--- Given problem ---
How many lines of the listing below contain the word "various", with case counting? Reply with the number alone.
## BEGIN Data provided
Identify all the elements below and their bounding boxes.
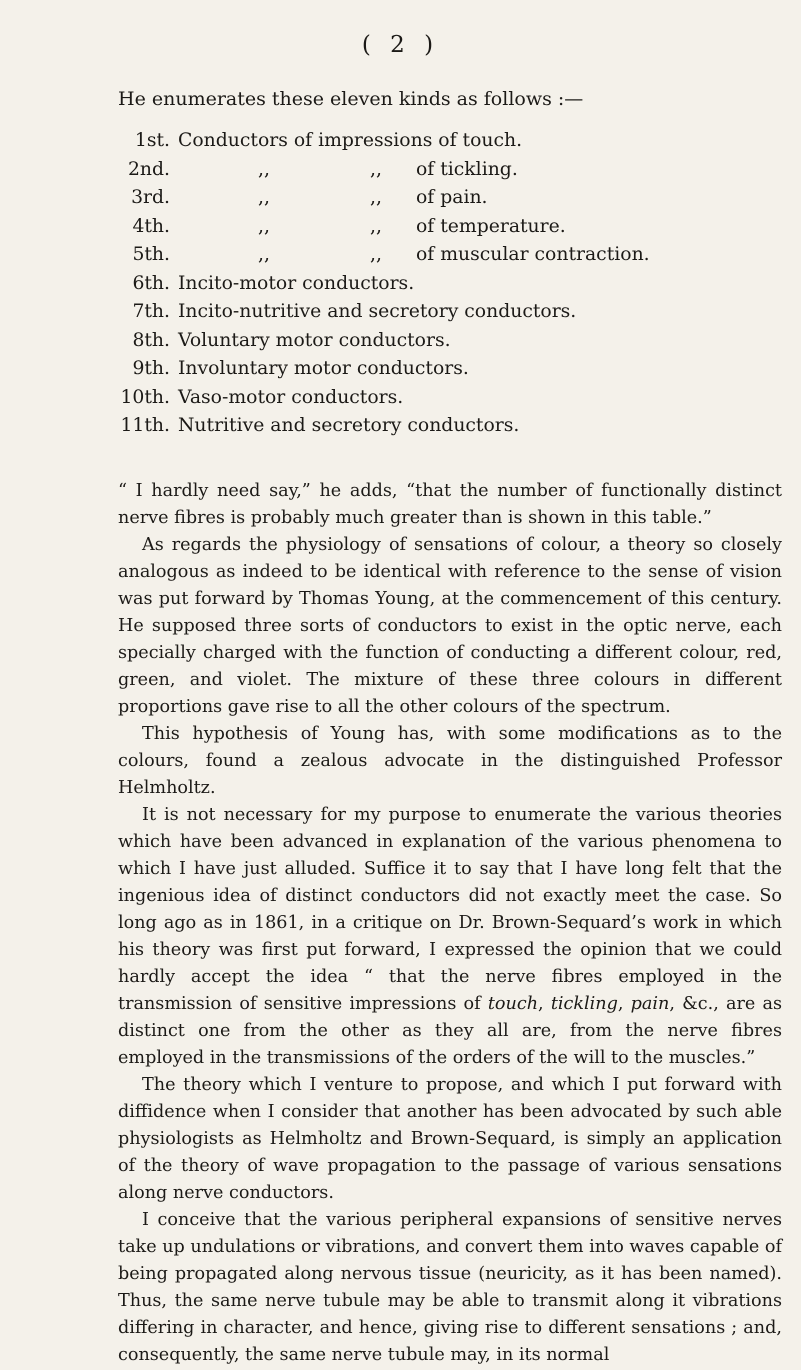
emphasis: pain (630, 994, 670, 1014)
list-item (118, 301, 758, 330)
list-text: Incito-nutritive and secretory conductors. (178, 301, 577, 322)
list-item (118, 358, 758, 387)
text-run: It is not necessary for my purpose to enumerate the various theories which have been advanced in explanation of the various phenomena to which I have just alluded. Suffice it to say that I have long felt that the ingenious idea of distinct conductors did not exactly meet the case. So long ago as in 1861, in a critique on Dr. Brown-Sequard’s work in which his theory was first put forward, I expressed the opinion that we could hardly accept the idea “ that the nerve fibres employed in the transmission of sensitive impressions of (118, 805, 782, 1014)
page-number: ( 2 ) (361, 32, 440, 58)
list-text: of pain. (416, 187, 488, 208)
list-text: Nutritive and secretory conductors. (178, 415, 520, 436)
ditto-mark: ,, (370, 244, 382, 265)
paragraph: This hypothesis of Young has, with some modifications as to the colours, found a zealous advocate in the distinguished Professor Helmholtz. (118, 724, 782, 798)
ditto-mark: ,, (258, 158, 270, 180)
text-run: , (538, 994, 551, 1014)
list-item (118, 130, 758, 159)
list-text: of tickling. (416, 158, 518, 180)
paragraph: The theory which I venture to propose, and which I put forward with diffidence when I consider that another has been advocated by such able physiologists as Helmholtz and Brown-Sequard, is simply an application of the theory of wave propagation to the passage of various sensations along nerve conductors. (118, 1075, 782, 1203)
paragraph: “ I hardly need say,” he adds, “that the number of functionally distinct nerve fibres is probably much greater than is shown in this table.” (118, 481, 782, 528)
list-number: 4th. (132, 215, 170, 237)
conductor-list (118, 130, 758, 444)
emphasis: tickling (550, 994, 618, 1014)
list-number: 3rd. (131, 187, 170, 208)
list-number: 10th. (120, 386, 170, 408)
list-item (118, 415, 758, 444)
list-text: Vaso-motor conductors. (178, 386, 404, 408)
list-item (118, 187, 758, 216)
paragraph: I conceive that the various peripheral expansions of sensitive nerves take up undulations or vibrations, and convert them into waves capable of being propagated along nervous tissue (neuricity, as it has been named). Thus, the same nerve tubule may be able to transmit along it vibrations differing in character, and hence, giving rise to different sensations ; and, consequently, the same nerve tubule may, in its normal (118, 1210, 782, 1365)
list-number: 1st. (134, 130, 170, 151)
list-number: 7th. (132, 301, 170, 322)
list-item (118, 159, 758, 188)
ditto-mark: ,, (258, 244, 270, 265)
text-run: , &c., are as distinct one from the other as they all are, from the nerve fibres employed in the transmissions of the orders of the will to the muscles.” (118, 994, 783, 1068)
list-text: Voluntary motor conductors. (178, 329, 451, 351)
list-text: of muscular contraction. (416, 244, 650, 265)
ditto-mark: ,, (370, 215, 382, 237)
list-item (118, 273, 758, 302)
list-number: 8th. (132, 329, 170, 351)
list-number: 9th. (132, 358, 170, 379)
text-run: , (617, 994, 631, 1014)
emphasis: touch (487, 994, 539, 1014)
list-item (118, 244, 758, 273)
paragraph (118, 802, 782, 1072)
list-number: 6th. (132, 272, 170, 294)
list-intro: He enumerates these eleven kinds as follows :— (118, 88, 584, 110)
ditto-mark: ,, (258, 187, 270, 208)
ditto-mark: ,, (370, 158, 382, 180)
paragraph: As regards the physiology of sensations of colour, a theory so closely analogous as indeed to be identical with reference to the sense of vision was put forward by Thomas Young, at the commencement of this century. He supposed three sorts of conductors to exist in the optic nerve, each specially charged with the function of conducting a different colour, red, green, and violet. The mixture of these three colours in different proportions gave rise to all the other colours of the spectrum. (118, 535, 782, 717)
ditto-mark: ,, (370, 187, 382, 208)
list-text: of temperature. (416, 215, 566, 237)
list-item (118, 330, 758, 359)
list-item (118, 216, 758, 245)
body-text (118, 478, 782, 1369)
list-text: Incito-motor conductors. (178, 272, 415, 294)
list-number: 11th. (120, 415, 170, 436)
list-text: Involuntary motor conductors. (178, 358, 469, 379)
ditto-mark: ,, (258, 215, 270, 237)
list-number: 5th. (132, 244, 170, 265)
list-text: Conductors of impressions of touch. (178, 130, 523, 151)
list-number: 2nd. (127, 158, 170, 180)
list-item (118, 387, 758, 416)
## END Data provided
--- The reply ---
3